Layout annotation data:
· · · ·

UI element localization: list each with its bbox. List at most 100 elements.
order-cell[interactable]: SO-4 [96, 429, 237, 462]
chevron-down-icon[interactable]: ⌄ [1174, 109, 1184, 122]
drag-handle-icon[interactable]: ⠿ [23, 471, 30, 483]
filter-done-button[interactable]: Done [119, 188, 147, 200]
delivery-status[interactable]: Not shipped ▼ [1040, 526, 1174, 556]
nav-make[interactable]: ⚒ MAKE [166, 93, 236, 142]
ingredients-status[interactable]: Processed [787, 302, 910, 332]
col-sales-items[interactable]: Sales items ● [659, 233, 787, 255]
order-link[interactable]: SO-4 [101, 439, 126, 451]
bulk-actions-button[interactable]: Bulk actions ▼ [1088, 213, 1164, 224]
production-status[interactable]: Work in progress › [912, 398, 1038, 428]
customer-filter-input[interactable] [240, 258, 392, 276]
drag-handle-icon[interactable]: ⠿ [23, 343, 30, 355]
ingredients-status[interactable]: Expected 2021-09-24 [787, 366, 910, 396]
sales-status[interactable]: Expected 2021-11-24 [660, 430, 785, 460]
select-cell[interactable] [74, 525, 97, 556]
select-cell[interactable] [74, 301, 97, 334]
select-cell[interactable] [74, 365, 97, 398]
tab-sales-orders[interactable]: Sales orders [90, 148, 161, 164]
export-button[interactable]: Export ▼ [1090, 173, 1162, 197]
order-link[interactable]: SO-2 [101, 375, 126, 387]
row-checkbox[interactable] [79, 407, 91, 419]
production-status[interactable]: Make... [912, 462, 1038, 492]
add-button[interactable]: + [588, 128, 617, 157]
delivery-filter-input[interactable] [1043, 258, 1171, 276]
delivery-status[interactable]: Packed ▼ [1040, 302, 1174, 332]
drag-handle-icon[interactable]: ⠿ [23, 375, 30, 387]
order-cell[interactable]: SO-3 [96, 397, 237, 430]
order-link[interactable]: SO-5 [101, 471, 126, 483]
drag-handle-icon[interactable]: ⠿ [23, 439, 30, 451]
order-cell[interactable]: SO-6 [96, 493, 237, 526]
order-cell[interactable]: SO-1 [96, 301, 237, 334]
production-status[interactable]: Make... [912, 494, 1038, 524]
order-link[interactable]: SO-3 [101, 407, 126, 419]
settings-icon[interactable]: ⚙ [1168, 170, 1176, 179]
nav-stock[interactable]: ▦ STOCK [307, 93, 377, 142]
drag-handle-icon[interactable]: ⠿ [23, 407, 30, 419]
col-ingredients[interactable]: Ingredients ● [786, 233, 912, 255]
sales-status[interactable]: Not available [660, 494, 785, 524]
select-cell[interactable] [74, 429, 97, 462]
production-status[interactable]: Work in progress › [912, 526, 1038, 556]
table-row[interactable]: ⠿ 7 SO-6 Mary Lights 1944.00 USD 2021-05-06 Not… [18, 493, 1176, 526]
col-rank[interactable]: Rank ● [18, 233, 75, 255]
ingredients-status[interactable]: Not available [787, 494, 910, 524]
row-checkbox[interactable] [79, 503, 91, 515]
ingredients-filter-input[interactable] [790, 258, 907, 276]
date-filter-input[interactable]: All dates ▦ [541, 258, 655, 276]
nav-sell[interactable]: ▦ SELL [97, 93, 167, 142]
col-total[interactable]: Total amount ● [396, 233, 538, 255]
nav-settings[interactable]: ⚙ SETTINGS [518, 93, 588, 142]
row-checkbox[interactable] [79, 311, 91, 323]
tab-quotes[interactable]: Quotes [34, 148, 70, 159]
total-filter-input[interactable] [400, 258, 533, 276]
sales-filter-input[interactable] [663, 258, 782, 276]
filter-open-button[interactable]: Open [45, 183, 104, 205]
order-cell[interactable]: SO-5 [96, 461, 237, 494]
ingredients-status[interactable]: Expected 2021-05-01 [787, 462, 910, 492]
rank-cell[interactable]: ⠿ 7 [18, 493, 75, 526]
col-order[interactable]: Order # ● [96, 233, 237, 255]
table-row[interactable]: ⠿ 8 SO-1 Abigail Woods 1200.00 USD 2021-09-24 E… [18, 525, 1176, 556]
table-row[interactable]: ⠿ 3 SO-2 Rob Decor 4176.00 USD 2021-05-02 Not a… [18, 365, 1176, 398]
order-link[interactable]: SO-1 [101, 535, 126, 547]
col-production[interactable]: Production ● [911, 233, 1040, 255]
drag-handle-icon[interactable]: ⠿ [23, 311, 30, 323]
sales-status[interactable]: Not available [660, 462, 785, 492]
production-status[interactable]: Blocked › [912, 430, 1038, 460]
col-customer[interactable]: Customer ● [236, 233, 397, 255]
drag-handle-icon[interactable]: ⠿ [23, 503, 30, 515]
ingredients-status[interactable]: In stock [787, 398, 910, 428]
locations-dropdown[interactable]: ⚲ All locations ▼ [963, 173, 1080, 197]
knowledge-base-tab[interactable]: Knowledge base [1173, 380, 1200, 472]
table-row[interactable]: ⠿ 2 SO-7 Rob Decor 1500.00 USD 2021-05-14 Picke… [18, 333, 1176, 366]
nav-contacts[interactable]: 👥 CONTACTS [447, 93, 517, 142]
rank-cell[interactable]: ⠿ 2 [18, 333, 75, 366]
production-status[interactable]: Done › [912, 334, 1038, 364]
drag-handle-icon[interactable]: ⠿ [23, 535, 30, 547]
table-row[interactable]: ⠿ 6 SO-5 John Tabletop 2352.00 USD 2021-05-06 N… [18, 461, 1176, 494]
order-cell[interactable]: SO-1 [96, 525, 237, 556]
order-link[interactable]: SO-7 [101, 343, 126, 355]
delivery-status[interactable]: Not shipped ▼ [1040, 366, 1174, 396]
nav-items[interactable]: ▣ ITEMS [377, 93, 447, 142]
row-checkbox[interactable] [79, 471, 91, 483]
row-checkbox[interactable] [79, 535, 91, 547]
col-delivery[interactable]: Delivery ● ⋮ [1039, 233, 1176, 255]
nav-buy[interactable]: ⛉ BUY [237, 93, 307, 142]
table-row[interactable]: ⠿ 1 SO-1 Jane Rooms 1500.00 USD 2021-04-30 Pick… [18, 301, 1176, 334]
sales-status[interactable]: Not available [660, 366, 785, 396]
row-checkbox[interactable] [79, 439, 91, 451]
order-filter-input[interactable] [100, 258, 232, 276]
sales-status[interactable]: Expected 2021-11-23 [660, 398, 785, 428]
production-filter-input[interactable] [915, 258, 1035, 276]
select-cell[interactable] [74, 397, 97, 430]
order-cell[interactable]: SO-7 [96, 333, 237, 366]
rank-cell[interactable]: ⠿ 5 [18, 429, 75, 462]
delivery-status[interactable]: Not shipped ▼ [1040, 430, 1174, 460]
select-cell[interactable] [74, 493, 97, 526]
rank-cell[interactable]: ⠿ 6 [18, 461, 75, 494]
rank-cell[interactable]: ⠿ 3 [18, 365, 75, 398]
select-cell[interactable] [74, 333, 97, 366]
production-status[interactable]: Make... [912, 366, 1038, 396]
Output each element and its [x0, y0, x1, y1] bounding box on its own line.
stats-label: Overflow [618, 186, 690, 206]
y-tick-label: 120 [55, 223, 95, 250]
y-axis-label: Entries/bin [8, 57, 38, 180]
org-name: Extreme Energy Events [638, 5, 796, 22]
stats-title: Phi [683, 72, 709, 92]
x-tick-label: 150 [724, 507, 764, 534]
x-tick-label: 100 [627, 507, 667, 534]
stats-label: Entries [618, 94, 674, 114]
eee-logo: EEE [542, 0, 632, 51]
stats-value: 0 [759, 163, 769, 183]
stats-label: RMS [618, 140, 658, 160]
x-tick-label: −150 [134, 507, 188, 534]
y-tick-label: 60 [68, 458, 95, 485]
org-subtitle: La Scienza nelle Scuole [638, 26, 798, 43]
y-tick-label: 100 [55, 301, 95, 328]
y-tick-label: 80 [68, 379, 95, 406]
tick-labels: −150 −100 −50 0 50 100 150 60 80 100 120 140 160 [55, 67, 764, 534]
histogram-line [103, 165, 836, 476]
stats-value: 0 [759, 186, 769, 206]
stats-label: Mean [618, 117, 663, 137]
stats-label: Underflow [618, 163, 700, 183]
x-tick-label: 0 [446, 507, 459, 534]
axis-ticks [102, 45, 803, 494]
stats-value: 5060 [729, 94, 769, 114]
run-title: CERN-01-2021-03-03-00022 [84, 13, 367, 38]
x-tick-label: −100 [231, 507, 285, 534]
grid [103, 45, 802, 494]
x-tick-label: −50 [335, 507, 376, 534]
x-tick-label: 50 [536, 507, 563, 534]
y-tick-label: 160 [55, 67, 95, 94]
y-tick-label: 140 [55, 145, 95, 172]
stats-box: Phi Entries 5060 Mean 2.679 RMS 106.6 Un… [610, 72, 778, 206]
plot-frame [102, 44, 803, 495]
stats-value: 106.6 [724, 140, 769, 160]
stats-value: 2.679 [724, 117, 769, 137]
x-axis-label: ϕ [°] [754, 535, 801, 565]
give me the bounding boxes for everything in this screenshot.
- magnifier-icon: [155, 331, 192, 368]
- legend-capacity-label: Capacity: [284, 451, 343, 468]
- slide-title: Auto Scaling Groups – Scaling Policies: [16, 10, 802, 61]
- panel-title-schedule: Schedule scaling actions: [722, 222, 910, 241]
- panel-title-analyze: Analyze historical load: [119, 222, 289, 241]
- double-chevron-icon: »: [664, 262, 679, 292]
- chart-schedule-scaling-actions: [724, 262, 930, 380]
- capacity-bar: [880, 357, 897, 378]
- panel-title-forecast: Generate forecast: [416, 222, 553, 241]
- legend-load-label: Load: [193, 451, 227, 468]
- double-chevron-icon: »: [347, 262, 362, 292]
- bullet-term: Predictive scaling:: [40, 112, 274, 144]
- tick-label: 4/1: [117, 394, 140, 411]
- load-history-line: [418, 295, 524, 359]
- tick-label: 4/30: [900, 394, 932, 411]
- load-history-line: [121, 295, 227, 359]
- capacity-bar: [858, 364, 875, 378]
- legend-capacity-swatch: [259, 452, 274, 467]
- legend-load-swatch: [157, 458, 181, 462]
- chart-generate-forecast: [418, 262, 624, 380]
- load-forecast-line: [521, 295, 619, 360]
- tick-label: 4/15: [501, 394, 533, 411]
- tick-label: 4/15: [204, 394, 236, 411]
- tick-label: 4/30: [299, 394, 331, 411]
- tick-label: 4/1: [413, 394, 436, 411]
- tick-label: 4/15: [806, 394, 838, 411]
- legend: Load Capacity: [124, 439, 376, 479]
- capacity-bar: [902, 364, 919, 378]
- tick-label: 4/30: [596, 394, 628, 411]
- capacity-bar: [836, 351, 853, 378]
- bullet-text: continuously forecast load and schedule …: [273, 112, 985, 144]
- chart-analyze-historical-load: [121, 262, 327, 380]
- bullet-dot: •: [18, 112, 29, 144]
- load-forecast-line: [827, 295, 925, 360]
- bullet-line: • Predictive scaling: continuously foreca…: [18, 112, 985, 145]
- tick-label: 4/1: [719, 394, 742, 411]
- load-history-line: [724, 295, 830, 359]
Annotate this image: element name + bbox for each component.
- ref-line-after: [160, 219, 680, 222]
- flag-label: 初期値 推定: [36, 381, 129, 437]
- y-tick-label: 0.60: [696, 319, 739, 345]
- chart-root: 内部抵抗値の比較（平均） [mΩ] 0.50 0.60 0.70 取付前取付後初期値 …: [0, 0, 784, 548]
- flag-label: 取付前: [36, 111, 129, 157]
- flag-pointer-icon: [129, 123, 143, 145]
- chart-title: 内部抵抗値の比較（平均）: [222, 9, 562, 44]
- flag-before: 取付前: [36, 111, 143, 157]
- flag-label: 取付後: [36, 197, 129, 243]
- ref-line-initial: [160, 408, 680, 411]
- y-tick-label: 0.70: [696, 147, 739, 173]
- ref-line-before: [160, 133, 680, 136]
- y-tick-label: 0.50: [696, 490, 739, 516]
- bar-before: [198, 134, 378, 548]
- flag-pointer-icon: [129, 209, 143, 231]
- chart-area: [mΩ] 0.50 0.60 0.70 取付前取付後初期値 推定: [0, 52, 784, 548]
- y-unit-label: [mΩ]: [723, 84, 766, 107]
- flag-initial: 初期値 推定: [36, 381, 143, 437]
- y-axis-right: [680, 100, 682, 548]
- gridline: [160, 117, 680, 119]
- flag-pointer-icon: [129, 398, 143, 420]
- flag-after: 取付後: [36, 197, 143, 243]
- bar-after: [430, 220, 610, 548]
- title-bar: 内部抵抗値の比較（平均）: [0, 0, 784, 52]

· · · ·

* **WRITTEN REQUEST**
Copy out, unchanged, the lines of the items from the beginning through the line that contains "526, 1174, 556]", and output nothing else.

* **REPLY TO THE TASK**
UI element localization: list each with its bbox. List at most 100 elements.
order-cell[interactable]: SO-4 [96, 429, 237, 462]
chevron-down-icon[interactable]: ⌄ [1174, 109, 1184, 122]
drag-handle-icon[interactable]: ⠿ [23, 471, 30, 483]
filter-done-button[interactable]: Done [119, 188, 147, 200]
delivery-status[interactable]: Not shipped ▼ [1040, 526, 1174, 556]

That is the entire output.